§ **GIVEN REQUEST**: Repeat every line below exactly, word for word.

§ **SUPPLIED DATA**:
==*==
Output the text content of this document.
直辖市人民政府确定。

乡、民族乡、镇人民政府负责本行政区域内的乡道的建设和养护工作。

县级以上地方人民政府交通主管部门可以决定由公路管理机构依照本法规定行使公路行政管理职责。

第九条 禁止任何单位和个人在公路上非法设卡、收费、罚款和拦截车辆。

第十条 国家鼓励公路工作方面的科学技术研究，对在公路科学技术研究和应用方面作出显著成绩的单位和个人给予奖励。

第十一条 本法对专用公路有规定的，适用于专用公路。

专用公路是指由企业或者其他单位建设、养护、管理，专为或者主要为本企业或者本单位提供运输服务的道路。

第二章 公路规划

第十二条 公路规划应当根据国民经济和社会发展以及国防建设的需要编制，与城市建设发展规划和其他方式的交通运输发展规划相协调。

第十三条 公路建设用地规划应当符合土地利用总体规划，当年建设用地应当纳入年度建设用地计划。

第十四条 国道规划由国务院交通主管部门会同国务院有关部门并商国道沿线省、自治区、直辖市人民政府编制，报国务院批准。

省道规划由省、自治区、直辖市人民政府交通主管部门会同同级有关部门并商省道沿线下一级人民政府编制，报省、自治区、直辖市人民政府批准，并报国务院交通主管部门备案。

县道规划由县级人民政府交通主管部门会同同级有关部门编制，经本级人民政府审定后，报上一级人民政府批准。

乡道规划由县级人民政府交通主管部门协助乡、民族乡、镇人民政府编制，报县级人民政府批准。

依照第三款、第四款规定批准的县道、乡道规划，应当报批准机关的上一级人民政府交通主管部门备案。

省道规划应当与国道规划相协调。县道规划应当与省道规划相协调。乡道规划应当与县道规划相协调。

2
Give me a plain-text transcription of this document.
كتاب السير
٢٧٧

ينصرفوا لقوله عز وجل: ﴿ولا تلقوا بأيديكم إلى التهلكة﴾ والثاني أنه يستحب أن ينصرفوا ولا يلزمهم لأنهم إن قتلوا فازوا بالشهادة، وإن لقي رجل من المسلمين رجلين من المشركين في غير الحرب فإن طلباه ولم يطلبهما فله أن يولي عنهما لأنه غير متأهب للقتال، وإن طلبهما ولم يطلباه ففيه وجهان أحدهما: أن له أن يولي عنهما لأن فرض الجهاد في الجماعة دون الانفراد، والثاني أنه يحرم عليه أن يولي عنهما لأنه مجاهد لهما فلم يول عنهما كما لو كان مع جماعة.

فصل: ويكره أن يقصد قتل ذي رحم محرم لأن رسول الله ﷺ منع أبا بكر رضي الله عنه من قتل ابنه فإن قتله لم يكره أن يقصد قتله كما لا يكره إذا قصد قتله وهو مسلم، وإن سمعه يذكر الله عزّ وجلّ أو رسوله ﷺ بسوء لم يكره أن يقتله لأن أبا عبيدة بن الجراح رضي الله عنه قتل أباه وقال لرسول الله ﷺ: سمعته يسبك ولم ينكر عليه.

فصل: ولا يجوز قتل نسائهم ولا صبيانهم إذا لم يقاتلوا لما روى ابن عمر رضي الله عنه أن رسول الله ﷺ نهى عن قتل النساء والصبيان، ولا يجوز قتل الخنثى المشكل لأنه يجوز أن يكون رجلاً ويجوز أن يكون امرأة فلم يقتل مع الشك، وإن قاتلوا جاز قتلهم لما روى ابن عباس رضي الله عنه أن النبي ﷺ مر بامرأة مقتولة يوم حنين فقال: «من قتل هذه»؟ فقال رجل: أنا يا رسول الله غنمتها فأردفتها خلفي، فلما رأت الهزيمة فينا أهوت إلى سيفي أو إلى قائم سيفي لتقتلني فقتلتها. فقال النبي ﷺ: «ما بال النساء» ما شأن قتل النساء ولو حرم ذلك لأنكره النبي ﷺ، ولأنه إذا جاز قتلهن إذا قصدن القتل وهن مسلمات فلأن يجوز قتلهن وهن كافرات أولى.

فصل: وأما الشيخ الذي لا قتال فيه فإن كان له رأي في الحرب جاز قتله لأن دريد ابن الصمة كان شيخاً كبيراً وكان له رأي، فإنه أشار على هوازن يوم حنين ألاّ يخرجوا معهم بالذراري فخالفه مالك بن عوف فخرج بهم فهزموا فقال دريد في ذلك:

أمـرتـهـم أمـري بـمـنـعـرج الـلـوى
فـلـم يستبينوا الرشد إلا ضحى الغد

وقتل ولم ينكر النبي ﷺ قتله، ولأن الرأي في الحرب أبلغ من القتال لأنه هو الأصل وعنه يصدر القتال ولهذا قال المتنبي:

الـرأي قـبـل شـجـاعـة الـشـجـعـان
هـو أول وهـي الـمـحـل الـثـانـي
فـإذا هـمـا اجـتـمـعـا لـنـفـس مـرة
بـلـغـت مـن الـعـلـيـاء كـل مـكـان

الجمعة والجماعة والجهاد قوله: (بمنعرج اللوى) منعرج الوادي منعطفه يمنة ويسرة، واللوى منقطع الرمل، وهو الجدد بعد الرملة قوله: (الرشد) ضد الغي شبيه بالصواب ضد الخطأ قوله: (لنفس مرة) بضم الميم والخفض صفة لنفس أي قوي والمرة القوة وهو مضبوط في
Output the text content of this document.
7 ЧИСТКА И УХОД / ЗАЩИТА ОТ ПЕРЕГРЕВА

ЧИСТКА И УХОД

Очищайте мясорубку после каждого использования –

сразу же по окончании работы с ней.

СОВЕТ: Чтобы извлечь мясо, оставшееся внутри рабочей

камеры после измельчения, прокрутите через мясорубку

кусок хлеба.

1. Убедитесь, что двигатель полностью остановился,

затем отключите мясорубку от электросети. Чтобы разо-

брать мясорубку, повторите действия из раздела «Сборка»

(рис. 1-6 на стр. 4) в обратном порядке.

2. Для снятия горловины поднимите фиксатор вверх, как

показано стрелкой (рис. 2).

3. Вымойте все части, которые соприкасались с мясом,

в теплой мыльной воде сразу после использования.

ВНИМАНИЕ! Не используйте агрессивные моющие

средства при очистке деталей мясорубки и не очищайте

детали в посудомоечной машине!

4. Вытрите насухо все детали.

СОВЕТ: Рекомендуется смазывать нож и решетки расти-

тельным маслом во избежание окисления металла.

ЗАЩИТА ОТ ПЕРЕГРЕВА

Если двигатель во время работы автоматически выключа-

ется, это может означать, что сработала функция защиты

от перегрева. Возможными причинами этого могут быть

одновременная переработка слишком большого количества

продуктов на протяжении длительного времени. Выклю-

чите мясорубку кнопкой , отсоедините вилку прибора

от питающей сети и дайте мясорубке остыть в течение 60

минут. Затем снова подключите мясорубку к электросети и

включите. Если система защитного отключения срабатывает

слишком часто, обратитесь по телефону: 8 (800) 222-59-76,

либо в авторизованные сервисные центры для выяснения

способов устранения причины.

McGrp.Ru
==*==
§ **SOLUTION TO THE EXERCISE**:
Output the text content of this document.
直辖市人民政府确定。

乡、民族乡、镇人民政府负责本行政区域内的乡道的建设和养护工作。

县级以上地方人民政府交通主管部门可以决定由公路管理机构依照本法规定行使公路行政管理职责。

第九条 禁止任何单位和个人在公路上非法设卡、收费、罚款和拦截车辆。

第十条 国家鼓励公路工作方面的科学技术研究，对在公路科学技术研究和应用方面作出显著成绩的单位和个人给予奖励。

第十一条 本法对专用公路有规定的，适用于专用公路。

专用公路是指由企业或者其他单位建设、养护、管理，专为或者主要为本企业或者本单位提供运输服务的道路。

第二章 公路规划

第十二条 公路规划应当根据国民经济和社会发展以及国防建设的需要编制，与城市建设发展规划和其他方式的交通运输发展规划相协调。

第十三条 公路建设用地规划应当符合土地利用总体规划，当年建设用地应当纳入年度建设用地计划。

第十四条 国道规划由国务院交通主管部门会同国务院有关部门并商国道沿线省、自治区、直辖市人民政府编制，报国务院批准。

省道规划由省、自治区、直辖市人民政府交通主管部门会同同级有关部门并商省道沿线下一级人民政府编制，报省、自治区、直辖市人民政府批准，并报国务院交通主管部门备案。

县道规划由县级人民政府交通主管部门会同同级有关部门编制，经本级人民政府审定后，报上一级人民政府批准。

乡道规划由县级人民政府交通主管部门协助乡、民族乡、镇人民政府编制，报县级人民政府批准。

依照第三款、第四款规定批准的县道、乡道规划，应当报批准机关的上一级人民政府交通主管部门备案。

省道规划应当与国道规划相协调。县道规划应当与省道规划相协调。乡道规划应当与县道规划相协调。

2
Give me a plain-text transcription of this document.
كتاب السير
٢٧٧

ينصرفوا لقوله عز وجل: ﴿ولا تلقوا بأيديكم إلى التهلكة﴾ والثاني أنه يستحب أن ينصرفوا ولا يلزمهم لأنهم إن قتلوا فازوا بالشهادة، وإن لقي رجل من المسلمين رجلين من المشركين في غير الحرب فإن طلباه ولم يطلبهما فله أن يولي عنهما لأنه غير متأهب للقتال، وإن طلبهما ولم يطلباه ففيه وجهان أحدهما: أن له أن يولي عنهما لأن فرض الجهاد في الجماعة دون الانفراد، والثاني أنه يحرم عليه أن يولي عنهما لأنه مجاهد لهما فلم يول عنهما كما لو كان مع جماعة.

فصل: ويكره أن يقصد قتل ذي رحم محرم لأن رسول الله ﷺ منع أبا بكر رضي الله عنه من قتل ابنه فإن قتله لم يكره أن يقصد قتله كما لا يكره إذا قصد قتله وهو مسلم، وإن سمعه يذكر الله عزّ وجلّ أو رسوله ﷺ بسوء لم يكره أن يقتله لأن أبا عبيدة بن الجراح رضي الله عنه قتل أباه وقال لرسول الله ﷺ: سمعته يسبك ولم ينكر عليه.

فصل: ولا يجوز قتل نسائهم ولا صبيانهم إذا لم يقاتلوا لما روى ابن عمر رضي الله عنه أن رسول الله ﷺ نهى عن قتل النساء والصبيان، ولا يجوز قتل الخنثى المشكل لأنه يجوز أن يكون رجلاً ويجوز أن يكون امرأة فلم يقتل مع الشك، وإن قاتلوا جاز قتلهم لما روى ابن عباس رضي الله عنه أن النبي ﷺ مر بامرأة مقتولة يوم حنين فقال: «من قتل هذه»؟ فقال رجل: أنا يا رسول الله غنمتها فأردفتها خلفي، فلما رأت الهزيمة فينا أهوت إلى سيفي أو إلى قائم سيفي لتقتلني فقتلتها. فقال النبي ﷺ: «ما بال النساء» ما شأن قتل النساء ولو حرم ذلك لأنكره النبي ﷺ، ولأنه إذا جاز قتلهن إذا قصدن القتل وهن مسلمات فلأن يجوز قتلهن وهن كافرات أولى.

فصل: وأما الشيخ الذي لا قتال فيه فإن كان له رأي في الحرب جاز قتله لأن دريد ابن الصمة كان شيخاً كبيراً وكان له رأي، فإنه أشار على هوازن يوم حنين ألاّ يخرجوا معهم بالذراري فخالفه مالك بن عوف فخرج بهم فهزموا فقال دريد في ذلك:

أمـرتـهـم أمـري بـمـنـعـرج الـلـوى
فـلـم يستبينوا الرشد إلا ضحى الغد

وقتل ولم ينكر النبي ﷺ قتله، ولأن الرأي في الحرب أبلغ من القتال لأنه هو الأصل وعنه يصدر القتال ولهذا قال المتنبي:

الـرأي قـبـل شـجـاعـة الـشـجـعـان
هـو أول وهـي الـمـحـل الـثـانـي
فـإذا هـمـا اجـتـمـعـا لـنـفـس مـرة
بـلـغـت مـن الـعـلـيـاء كـل مـكـان

الجمعة والجماعة والجهاد قوله: (بمنعرج اللوى) منعرج الوادي منعطفه يمنة ويسرة، واللوى منقطع الرمل، وهو الجدد بعد الرملة قوله: (الرشد) ضد الغي شبيه بالصواب ضد الخطأ قوله: (لنفس مرة) بضم الميم والخفض صفة لنفس أي قوي والمرة القوة وهو مضبوط في
Output the text content of this document.
7 ЧИСТКА И УХОД / ЗАЩИТА ОТ ПЕРЕГРЕВА

ЧИСТКА И УХОД

Очищайте мясорубку после каждого использования –

сразу же по окончании работы с ней.

СОВЕТ: Чтобы извлечь мясо, оставшееся внутри рабочей

камеры после измельчения, прокрутите через мясорубку

кусок хлеба.

1. Убедитесь, что двигатель полностью остановился,

затем отключите мясорубку от электросети. Чтобы разо-

брать мясорубку, повторите действия из раздела «Сборка»

(рис. 1-6 на стр. 4) в обратном порядке.

2. Для снятия горловины поднимите фиксатор вверх, как

показано стрелкой (рис. 2).

3. Вымойте все части, которые соприкасались с мясом,

в теплой мыльной воде сразу после использования.

ВНИМАНИЕ! Не используйте агрессивные моющие

средства при очистке деталей мясорубки и не очищайте

детали в посудомоечной машине!

4. Вытрите насухо все детали.

СОВЕТ: Рекомендуется смазывать нож и решетки расти-

тельным маслом во избежание окисления металла.

ЗАЩИТА ОТ ПЕРЕГРЕВА

Если двигатель во время работы автоматически выключа-

ется, это может означать, что сработала функция защиты

от перегрева. Возможными причинами этого могут быть

одновременная переработка слишком большого количества

продуктов на протяжении длительного времени. Выклю-

чите мясорубку кнопкой , отсоедините вилку прибора

от питающей сети и дайте мясорубке остыть в течение 60

минут. Затем снова подключите мясорубку к электросети и

включите. Если система защитного отключения срабатывает

слишком часто, обратитесь по телефону: 8 (800) 222-59-76,

либо в авторизованные сервисные центры для выяснения

способов устранения причины.

McGrp.Ru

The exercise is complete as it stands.